=== Task objective ===
Copy each line below in which the word "name" occurs.

=== Records provided ===
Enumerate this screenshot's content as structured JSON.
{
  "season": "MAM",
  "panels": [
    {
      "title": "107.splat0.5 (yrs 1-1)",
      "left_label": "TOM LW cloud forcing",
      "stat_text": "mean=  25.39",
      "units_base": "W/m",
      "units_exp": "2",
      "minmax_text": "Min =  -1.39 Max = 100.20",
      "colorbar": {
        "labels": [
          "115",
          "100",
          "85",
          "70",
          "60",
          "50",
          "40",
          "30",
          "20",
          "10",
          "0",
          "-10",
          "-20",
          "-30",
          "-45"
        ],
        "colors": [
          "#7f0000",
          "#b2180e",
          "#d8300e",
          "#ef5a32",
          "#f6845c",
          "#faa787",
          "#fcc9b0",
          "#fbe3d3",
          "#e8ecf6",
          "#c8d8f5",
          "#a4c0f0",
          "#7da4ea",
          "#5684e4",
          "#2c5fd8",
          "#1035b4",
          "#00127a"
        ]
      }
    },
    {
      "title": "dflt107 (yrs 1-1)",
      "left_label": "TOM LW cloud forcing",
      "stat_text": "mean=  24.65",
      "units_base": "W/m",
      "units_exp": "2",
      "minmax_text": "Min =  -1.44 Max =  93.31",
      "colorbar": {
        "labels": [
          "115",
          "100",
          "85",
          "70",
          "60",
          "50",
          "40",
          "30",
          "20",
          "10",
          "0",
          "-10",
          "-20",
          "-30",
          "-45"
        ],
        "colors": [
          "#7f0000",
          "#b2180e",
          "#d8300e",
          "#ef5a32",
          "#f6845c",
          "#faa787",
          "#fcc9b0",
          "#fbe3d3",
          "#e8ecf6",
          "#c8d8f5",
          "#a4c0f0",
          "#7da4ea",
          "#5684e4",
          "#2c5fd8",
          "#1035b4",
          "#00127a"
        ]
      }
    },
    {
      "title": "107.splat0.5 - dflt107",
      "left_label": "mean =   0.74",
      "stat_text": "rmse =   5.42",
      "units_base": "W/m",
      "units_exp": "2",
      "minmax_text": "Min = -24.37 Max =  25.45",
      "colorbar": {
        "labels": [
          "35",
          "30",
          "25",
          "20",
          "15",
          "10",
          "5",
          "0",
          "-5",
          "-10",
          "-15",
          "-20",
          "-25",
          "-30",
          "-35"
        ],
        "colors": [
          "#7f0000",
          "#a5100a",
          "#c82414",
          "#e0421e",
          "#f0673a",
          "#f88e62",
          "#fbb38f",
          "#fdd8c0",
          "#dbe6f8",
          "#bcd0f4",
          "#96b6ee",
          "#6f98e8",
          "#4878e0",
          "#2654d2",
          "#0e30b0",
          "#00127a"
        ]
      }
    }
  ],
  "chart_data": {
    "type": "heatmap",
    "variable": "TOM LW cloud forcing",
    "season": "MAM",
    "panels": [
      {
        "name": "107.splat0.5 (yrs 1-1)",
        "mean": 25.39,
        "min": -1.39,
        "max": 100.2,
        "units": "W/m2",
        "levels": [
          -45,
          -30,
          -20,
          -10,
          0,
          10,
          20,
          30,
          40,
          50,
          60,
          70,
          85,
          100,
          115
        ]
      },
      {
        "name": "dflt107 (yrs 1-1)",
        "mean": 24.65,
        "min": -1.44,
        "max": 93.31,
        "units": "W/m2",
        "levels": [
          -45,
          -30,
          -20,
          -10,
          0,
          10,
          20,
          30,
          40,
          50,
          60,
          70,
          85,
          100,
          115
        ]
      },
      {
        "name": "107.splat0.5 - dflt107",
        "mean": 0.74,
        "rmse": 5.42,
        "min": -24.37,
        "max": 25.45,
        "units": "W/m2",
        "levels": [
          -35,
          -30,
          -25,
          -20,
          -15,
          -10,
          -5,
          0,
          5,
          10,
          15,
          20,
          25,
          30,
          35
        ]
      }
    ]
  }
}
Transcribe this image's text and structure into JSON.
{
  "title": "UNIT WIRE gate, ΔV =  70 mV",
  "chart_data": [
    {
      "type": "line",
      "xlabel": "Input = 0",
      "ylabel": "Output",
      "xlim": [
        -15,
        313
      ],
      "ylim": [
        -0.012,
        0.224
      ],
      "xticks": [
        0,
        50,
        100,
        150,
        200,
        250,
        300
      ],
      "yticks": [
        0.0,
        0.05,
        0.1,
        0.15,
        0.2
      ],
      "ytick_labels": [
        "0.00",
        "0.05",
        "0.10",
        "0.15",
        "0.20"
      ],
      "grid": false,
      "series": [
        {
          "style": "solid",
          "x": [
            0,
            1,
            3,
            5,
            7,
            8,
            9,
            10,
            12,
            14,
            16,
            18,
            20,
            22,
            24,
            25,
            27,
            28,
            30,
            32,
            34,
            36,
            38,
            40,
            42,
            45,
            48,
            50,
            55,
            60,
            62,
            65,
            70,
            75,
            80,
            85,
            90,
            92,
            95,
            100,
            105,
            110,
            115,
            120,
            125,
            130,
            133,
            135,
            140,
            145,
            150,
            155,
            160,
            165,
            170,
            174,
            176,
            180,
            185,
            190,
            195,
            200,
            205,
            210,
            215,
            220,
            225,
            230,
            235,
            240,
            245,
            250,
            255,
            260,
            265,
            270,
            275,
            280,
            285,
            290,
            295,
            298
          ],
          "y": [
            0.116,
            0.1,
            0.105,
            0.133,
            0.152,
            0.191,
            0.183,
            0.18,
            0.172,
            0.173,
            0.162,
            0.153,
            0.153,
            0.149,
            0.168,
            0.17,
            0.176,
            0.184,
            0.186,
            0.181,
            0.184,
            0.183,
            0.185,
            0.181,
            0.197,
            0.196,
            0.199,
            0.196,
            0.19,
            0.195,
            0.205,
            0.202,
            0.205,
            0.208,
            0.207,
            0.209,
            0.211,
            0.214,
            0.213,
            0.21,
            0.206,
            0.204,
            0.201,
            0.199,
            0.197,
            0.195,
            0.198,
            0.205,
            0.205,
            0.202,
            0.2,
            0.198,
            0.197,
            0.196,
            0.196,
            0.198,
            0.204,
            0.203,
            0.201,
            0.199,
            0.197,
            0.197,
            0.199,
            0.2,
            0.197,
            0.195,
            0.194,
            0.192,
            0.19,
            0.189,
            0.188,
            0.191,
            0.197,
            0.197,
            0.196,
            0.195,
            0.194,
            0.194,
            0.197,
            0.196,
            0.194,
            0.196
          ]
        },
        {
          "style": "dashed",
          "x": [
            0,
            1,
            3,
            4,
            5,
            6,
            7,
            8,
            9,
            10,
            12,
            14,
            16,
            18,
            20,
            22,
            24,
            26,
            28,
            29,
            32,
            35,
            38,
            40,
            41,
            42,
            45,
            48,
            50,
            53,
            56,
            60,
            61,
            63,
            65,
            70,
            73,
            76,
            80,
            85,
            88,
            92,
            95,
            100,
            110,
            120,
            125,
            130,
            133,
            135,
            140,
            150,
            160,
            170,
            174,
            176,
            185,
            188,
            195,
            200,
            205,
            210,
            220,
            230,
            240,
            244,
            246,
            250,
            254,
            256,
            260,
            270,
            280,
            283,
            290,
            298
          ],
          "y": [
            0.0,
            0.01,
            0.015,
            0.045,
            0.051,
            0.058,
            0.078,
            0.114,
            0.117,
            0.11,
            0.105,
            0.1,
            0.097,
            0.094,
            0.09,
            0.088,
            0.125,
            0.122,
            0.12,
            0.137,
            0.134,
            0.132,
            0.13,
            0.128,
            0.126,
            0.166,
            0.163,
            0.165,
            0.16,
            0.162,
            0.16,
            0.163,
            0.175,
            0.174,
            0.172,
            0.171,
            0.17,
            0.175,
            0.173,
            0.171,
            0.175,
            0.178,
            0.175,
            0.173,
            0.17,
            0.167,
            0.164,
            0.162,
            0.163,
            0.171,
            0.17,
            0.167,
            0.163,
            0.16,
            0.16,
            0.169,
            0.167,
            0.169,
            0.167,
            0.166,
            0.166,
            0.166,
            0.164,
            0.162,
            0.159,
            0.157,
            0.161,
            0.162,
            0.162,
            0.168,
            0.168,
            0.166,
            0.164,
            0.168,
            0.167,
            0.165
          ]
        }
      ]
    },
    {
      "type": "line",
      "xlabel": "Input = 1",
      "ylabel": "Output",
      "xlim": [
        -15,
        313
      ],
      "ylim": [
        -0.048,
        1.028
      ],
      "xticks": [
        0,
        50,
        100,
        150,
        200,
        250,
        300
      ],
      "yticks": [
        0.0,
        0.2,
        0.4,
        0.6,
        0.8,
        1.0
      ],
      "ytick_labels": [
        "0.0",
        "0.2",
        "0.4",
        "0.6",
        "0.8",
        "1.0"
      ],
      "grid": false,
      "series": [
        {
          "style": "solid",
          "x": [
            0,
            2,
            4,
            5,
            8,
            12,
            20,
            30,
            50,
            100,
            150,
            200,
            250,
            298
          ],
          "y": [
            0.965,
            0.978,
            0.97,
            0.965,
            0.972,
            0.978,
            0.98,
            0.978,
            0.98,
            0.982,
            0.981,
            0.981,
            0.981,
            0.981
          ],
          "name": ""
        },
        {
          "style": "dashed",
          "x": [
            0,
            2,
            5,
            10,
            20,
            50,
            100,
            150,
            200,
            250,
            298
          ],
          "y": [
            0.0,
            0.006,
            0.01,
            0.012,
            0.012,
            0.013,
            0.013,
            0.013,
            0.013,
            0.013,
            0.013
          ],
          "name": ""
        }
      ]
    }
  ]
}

=== Result of the exercise ===
        "name": "107.splat0.5 (yrs 1-1)",
        "name": "dflt107 (yrs 1-1)",
        "name": "107.splat0.5 - dflt107",
          "name": ""
          "name": ""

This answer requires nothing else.